• _WRITTEN EXERCISE_
In the records that follow, show each line where the word "PRMSL" is present.

• _DATA FOR THIS EXERCISE_

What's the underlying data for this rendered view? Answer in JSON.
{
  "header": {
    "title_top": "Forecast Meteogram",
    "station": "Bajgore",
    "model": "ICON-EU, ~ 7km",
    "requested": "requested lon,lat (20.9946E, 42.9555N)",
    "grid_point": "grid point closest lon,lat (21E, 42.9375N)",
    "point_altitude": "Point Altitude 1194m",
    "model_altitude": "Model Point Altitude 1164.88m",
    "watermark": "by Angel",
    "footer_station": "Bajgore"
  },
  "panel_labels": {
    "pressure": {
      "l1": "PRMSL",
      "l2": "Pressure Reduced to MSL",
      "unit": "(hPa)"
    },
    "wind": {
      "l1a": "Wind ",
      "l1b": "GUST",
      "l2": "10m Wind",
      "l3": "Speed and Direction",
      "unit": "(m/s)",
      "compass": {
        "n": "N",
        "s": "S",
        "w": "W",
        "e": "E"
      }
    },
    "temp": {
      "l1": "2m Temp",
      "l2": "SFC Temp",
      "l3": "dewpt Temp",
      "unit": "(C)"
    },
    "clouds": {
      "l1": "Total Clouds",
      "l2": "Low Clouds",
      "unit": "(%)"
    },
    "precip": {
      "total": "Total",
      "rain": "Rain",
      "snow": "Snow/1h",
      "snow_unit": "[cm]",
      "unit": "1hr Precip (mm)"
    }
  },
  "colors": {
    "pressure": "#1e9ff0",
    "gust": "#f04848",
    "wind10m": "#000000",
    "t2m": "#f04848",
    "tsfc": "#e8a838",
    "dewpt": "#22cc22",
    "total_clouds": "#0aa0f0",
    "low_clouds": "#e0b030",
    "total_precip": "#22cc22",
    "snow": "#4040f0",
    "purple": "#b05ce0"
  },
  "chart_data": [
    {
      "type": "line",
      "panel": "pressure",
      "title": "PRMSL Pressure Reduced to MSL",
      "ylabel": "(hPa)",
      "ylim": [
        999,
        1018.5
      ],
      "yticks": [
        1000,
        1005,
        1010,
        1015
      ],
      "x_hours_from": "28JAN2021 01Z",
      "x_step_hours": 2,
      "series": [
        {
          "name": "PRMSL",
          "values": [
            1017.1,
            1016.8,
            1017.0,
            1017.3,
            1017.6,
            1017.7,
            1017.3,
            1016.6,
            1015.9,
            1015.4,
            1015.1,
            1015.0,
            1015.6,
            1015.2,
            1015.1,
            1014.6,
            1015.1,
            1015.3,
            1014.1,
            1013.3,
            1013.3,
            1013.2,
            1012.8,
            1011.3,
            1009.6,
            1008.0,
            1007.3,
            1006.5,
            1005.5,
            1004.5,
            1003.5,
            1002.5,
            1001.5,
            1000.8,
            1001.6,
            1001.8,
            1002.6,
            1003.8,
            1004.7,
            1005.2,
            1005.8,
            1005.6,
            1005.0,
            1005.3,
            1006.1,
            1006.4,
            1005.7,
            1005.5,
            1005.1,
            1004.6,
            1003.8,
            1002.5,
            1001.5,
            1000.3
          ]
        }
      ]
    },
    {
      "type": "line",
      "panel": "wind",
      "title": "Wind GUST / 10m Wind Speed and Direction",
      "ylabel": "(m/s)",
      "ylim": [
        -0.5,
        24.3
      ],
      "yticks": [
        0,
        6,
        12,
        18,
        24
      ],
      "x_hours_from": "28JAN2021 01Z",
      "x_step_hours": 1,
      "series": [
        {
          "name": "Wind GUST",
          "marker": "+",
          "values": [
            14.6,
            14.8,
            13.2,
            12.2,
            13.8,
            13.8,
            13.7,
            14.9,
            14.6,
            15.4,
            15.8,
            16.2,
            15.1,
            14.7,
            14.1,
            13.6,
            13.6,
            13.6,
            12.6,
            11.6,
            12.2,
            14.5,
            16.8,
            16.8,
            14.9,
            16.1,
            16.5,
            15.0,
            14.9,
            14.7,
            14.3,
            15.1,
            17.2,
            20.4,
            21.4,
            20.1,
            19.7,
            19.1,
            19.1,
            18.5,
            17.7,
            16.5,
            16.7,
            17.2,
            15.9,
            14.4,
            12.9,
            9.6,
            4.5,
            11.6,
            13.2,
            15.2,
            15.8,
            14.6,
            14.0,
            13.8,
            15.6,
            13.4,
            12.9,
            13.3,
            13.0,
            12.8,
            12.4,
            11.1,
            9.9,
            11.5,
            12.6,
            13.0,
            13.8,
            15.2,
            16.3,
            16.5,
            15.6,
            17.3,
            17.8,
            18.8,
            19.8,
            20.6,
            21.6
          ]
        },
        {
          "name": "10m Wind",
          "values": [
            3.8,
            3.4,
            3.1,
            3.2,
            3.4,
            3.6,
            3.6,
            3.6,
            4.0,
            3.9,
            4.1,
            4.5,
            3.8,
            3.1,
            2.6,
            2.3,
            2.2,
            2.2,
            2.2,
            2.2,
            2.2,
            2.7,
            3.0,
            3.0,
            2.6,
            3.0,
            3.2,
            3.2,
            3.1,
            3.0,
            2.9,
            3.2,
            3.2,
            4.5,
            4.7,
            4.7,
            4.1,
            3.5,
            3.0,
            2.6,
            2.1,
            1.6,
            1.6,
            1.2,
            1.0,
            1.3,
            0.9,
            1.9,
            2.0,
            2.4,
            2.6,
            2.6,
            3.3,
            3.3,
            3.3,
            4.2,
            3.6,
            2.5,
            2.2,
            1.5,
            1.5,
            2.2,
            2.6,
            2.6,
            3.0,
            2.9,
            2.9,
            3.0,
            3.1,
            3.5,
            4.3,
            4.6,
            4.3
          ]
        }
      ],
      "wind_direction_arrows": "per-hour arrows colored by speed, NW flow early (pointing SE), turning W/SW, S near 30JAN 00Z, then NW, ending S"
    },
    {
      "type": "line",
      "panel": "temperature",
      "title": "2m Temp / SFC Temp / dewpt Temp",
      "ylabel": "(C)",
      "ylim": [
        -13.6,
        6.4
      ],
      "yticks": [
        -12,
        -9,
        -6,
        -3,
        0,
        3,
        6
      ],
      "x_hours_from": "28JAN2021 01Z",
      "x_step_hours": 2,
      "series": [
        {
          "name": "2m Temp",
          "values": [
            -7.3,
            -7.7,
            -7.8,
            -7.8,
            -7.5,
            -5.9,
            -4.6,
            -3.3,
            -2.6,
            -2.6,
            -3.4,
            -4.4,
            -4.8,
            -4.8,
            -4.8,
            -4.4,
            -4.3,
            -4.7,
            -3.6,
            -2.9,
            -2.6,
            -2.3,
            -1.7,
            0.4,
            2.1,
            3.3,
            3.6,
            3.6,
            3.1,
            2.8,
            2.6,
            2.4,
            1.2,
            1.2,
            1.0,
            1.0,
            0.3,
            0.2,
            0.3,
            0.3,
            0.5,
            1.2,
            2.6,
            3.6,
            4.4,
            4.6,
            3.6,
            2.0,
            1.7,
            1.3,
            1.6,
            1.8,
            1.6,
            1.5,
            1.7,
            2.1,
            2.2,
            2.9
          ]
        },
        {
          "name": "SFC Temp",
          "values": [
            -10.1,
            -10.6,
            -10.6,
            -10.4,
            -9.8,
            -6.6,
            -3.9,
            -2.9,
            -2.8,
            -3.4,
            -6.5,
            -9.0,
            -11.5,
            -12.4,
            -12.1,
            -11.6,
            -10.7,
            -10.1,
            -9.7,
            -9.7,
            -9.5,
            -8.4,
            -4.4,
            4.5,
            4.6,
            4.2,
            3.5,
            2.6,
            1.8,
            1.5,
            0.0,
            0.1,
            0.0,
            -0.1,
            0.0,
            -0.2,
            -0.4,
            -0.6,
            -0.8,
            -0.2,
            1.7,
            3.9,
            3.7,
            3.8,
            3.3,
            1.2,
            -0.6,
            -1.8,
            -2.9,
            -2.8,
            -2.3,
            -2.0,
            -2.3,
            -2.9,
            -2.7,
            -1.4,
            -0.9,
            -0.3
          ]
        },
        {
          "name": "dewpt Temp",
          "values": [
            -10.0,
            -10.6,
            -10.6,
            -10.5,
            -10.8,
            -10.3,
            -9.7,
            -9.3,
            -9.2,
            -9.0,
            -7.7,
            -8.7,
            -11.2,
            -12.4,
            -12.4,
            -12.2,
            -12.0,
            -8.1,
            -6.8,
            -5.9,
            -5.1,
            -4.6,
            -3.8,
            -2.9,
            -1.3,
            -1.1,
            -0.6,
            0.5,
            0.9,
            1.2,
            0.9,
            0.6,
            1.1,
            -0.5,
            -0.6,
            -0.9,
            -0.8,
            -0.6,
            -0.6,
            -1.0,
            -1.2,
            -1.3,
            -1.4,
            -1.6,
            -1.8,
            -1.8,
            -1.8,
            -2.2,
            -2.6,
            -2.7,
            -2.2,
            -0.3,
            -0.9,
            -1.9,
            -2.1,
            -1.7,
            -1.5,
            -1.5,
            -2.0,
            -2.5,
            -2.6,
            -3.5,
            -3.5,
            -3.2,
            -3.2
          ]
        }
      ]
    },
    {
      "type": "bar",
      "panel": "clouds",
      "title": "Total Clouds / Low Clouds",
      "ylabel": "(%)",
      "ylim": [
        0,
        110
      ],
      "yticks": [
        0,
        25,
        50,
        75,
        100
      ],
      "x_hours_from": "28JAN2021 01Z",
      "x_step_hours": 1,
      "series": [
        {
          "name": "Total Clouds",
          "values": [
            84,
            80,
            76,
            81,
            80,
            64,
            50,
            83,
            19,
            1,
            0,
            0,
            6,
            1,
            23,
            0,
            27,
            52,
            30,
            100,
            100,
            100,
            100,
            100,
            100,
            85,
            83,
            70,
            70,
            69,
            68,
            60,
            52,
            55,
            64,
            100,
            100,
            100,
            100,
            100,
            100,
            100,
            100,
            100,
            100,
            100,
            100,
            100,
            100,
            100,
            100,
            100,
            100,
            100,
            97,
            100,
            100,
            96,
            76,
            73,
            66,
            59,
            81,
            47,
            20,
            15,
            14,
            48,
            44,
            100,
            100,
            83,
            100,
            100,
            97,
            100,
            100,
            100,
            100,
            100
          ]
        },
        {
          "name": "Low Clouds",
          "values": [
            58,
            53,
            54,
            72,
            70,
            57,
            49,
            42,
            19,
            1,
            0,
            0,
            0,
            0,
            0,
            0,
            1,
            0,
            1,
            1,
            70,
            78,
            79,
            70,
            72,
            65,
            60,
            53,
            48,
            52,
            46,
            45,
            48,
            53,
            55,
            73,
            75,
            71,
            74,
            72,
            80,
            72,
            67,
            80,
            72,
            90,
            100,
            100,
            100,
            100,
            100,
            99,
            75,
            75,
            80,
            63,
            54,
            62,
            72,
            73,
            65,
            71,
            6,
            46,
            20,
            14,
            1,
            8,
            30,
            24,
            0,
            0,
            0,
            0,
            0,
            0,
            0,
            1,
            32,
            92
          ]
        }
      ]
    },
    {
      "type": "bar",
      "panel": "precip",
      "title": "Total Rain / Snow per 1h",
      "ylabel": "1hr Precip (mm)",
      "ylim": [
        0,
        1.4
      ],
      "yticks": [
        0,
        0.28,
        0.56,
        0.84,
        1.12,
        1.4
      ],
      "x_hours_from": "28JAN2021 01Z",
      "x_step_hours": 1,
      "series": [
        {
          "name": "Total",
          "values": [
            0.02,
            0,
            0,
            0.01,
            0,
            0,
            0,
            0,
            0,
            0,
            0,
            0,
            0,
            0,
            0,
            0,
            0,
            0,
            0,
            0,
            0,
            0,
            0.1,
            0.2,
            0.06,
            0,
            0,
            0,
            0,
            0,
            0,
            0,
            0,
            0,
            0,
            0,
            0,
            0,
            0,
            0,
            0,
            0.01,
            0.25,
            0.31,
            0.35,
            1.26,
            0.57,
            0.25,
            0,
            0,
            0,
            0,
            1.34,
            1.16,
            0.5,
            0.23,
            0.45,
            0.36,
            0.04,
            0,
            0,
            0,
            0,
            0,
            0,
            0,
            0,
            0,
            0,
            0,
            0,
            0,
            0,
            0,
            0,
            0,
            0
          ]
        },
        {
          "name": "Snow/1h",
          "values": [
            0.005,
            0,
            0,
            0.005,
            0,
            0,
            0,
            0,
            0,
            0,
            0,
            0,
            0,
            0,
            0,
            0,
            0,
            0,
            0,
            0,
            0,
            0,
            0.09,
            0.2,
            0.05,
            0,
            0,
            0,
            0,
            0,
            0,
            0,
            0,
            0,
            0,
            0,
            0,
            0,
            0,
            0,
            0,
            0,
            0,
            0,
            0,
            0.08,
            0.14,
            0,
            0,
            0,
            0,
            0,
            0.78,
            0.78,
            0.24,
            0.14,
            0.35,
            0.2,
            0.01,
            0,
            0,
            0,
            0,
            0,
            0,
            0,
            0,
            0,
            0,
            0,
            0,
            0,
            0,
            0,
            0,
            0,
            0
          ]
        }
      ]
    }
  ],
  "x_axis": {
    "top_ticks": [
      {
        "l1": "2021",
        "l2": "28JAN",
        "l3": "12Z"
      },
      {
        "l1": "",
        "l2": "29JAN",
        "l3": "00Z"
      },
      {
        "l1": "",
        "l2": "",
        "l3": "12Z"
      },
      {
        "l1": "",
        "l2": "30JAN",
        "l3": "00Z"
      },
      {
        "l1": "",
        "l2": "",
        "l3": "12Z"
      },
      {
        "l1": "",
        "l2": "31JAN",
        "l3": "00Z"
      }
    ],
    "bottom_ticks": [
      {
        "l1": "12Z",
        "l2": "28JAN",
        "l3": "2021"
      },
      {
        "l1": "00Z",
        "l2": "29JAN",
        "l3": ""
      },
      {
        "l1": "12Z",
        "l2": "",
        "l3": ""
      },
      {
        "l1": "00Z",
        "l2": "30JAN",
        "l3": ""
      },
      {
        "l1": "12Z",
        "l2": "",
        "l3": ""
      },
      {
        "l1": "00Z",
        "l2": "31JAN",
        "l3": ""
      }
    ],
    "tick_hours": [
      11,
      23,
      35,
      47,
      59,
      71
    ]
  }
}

• _TASK RESPONSE_
      "l1": "PRMSL",
      "title": "PRMSL Pressure Reduced to MSL",
          "name": "PRMSL",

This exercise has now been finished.